Material provided:

•••••

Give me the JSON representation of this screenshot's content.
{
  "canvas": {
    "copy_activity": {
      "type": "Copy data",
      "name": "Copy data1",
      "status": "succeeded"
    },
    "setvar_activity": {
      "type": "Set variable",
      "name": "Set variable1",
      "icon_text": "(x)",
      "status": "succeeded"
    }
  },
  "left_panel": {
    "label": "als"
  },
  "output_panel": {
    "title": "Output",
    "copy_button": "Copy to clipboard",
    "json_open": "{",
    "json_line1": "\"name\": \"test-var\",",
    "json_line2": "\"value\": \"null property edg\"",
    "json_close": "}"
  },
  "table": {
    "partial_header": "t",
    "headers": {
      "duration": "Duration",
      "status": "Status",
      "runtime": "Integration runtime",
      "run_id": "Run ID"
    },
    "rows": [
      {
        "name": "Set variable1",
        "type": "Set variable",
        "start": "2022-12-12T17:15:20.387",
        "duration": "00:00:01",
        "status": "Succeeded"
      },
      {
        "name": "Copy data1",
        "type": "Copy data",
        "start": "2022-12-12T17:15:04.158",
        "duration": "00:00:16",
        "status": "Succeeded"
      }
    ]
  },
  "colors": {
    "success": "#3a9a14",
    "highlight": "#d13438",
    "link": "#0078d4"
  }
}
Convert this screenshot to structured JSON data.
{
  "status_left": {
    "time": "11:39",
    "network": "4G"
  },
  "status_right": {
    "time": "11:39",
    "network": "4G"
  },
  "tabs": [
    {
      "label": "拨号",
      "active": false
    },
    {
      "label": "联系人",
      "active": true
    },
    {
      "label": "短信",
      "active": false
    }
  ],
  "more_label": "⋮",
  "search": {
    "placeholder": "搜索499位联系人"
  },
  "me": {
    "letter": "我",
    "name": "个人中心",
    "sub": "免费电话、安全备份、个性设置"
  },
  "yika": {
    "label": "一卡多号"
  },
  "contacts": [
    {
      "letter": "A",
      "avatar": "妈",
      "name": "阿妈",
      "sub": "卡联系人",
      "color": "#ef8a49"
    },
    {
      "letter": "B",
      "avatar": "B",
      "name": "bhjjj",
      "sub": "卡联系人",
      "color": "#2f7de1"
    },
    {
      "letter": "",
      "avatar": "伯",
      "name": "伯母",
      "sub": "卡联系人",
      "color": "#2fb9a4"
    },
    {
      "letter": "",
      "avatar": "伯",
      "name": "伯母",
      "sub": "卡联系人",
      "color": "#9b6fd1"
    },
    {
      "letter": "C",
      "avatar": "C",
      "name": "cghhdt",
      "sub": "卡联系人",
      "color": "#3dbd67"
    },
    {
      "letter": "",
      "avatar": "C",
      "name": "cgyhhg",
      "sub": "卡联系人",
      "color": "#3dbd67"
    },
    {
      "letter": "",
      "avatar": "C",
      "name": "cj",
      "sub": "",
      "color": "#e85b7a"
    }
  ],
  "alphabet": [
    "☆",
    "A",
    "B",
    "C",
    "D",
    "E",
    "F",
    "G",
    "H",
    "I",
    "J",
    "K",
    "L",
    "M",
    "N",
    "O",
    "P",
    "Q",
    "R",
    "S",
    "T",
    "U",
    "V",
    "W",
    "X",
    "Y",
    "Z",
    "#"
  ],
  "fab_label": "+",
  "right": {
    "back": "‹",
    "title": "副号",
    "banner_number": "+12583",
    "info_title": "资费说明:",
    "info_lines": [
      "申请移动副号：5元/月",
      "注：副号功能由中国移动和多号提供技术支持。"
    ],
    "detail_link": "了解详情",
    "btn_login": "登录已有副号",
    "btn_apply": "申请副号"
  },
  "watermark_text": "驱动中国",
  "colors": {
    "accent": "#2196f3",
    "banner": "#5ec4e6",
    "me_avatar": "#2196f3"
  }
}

•••••

What the task asks:
Return the material exactly as it stands.

Reply to the task:
Give me the JSON representation of this screenshot's content.
{
  "canvas": {
    "copy_activity": {
      "type": "Copy data",
      "name": "Copy data1",
      "status": "succeeded"
    },
    "setvar_activity": {
      "type": "Set variable",
      "name": "Set variable1",
      "icon_text": "(x)",
      "status": "succeeded"
    }
  },
  "left_panel": {
    "label": "als"
  },
  "output_panel": {
    "title": "Output",
    "copy_button": "Copy to clipboard",
    "json_open": "{",
    "json_line1": "\"name\": \"test-var\",",
    "json_line2": "\"value\": \"null property edg\"",
    "json_close": "}"
  },
  "table": {
    "partial_header": "t",
    "headers": {
      "duration": "Duration",
      "status": "Status",
      "runtime": "Integration runtime",
      "run_id": "Run ID"
    },
    "rows": [
      {
        "name": "Set variable1",
        "type": "Set variable",
        "start": "2022-12-12T17:15:20.387",
        "duration": "00:00:01",
        "status": "Succeeded"
      },
      {
        "name": "Copy data1",
        "type": "Copy data",
        "start": "2022-12-12T17:15:04.158",
        "duration": "00:00:16",
        "status": "Succeeded"
      }
    ]
  },
  "colors": {
    "success": "#3a9a14",
    "highlight": "#d13438",
    "link": "#0078d4"
  }
}
Convert this screenshot to structured JSON data.
{
  "status_left": {
    "time": "11:39",
    "network": "4G"
  },
  "status_right": {
    "time": "11:39",
    "network": "4G"
  },
  "tabs": [
    {
      "label": "拨号",
      "active": false
    },
    {
      "label": "联系人",
      "active": true
    },
    {
      "label": "短信",
      "active": false
    }
  ],
  "more_label": "⋮",
  "search": {
    "placeholder": "搜索499位联系人"
  },
  "me": {
    "letter": "我",
    "name": "个人中心",
    "sub": "免费电话、安全备份、个性设置"
  },
  "yika": {
    "label": "一卡多号"
  },
  "contacts": [
    {
      "letter": "A",
      "avatar": "妈",
      "name": "阿妈",
      "sub": "卡联系人",
      "color": "#ef8a49"
    },
    {
      "letter": "B",
      "avatar": "B",
      "name": "bhjjj",
      "sub": "卡联系人",
      "color": "#2f7de1"
    },
    {
      "letter": "",
      "avatar": "伯",
      "name": "伯母",
      "sub": "卡联系人",
      "color": "#2fb9a4"
    },
    {
      "letter": "",
      "avatar": "伯",
      "name": "伯母",
      "sub": "卡联系人",
      "color": "#9b6fd1"
    },
    {
      "letter": "C",
      "avatar": "C",
      "name": "cghhdt",
      "sub": "卡联系人",
      "color": "#3dbd67"
    },
    {
      "letter": "",
      "avatar": "C",
      "name": "cgyhhg",
      "sub": "卡联系人",
      "color": "#3dbd67"
    },
    {
      "letter": "",
      "avatar": "C",
      "name": "cj",
      "sub": "",
      "color": "#e85b7a"
    }
  ],
  "alphabet": [
    "☆",
    "A",
    "B",
    "C",
    "D",
    "E",
    "F",
    "G",
    "H",
    "I",
    "J",
    "K",
    "L",
    "M",
    "N",
    "O",
    "P",
    "Q",
    "R",
    "S",
    "T",
    "U",
    "V",
    "W",
    "X",
    "Y",
    "Z",
    "#"
  ],
  "fab_label": "+",
  "right": {
    "back": "‹",
    "title": "副号",
    "banner_number": "+12583",
    "info_title": "资费说明:",
    "info_lines": [
      "申请移动副号：5元/月",
      "注：副号功能由中国移动和多号提供技术支持。"
    ],
    "detail_link": "了解详情",
    "btn_login": "登录已有副号",
    "btn_apply": "申请副号"
  },
  "watermark_text": "驱动中国",
  "colors": {
    "accent": "#2196f3",
    "banner": "#5ec4e6",
    "me_avatar": "#2196f3"
  }
}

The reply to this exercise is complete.